- SET TASK
Reply with one number: the count of lines in the records below that hold "emoji".

- INPUT RECORDS

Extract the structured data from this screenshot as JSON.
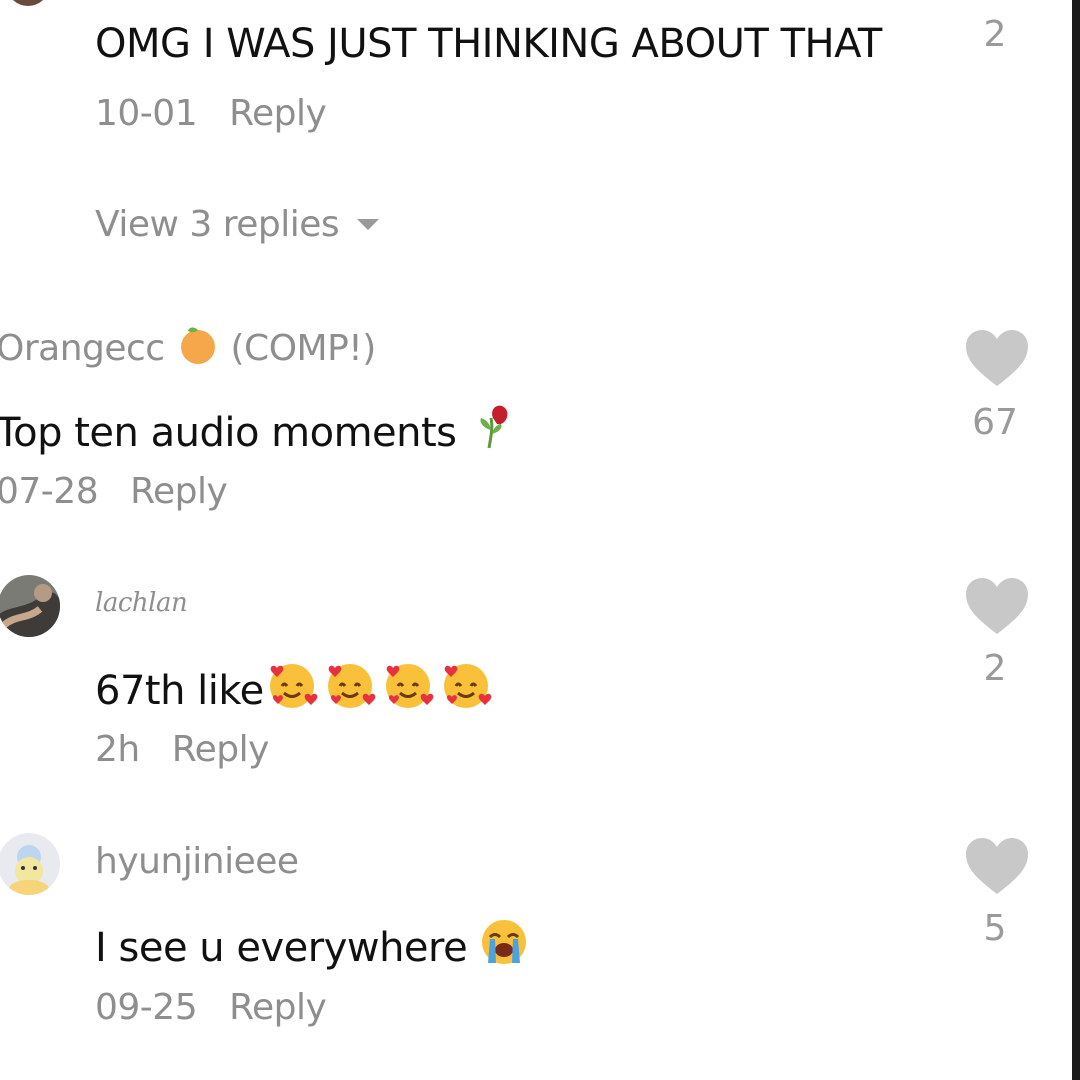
{
  "comments": [
    {
      "text": "OMG I WAS JUST THINKING ABOUT THAT",
      "date": "10-01",
      "reply_label": "Reply",
      "likes": "2",
      "view_replies": "View 3 replies"
    },
    {
      "username": "Orangecc",
      "username_suffix": "(COMP!)",
      "username_emoji": "tangerine-emoji",
      "text": "Top ten audio moments",
      "text_emoji": "wilted-flower-emoji",
      "date": "07-28",
      "reply_label": "Reply",
      "likes": "67"
    },
    {
      "username": "lachlan",
      "text": "67th like",
      "text_emoji": "smiling-face-with-hearts-emoji x4",
      "date": "2h",
      "reply_label": "Reply",
      "likes": "2"
    },
    {
      "username": "hyunjinieee",
      "text": "I see u everywhere",
      "text_emoji": "loudly-crying-face-emoji",
      "date": "09-25",
      "reply_label": "Reply",
      "likes": "5"
    }
  ],
  "colors": {
    "text": "#111111",
    "muted": "#8e8e8e",
    "heart": "#c8c8c8",
    "background": "#ffffff"
  }
}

- ANSWER FOR THE TASK
4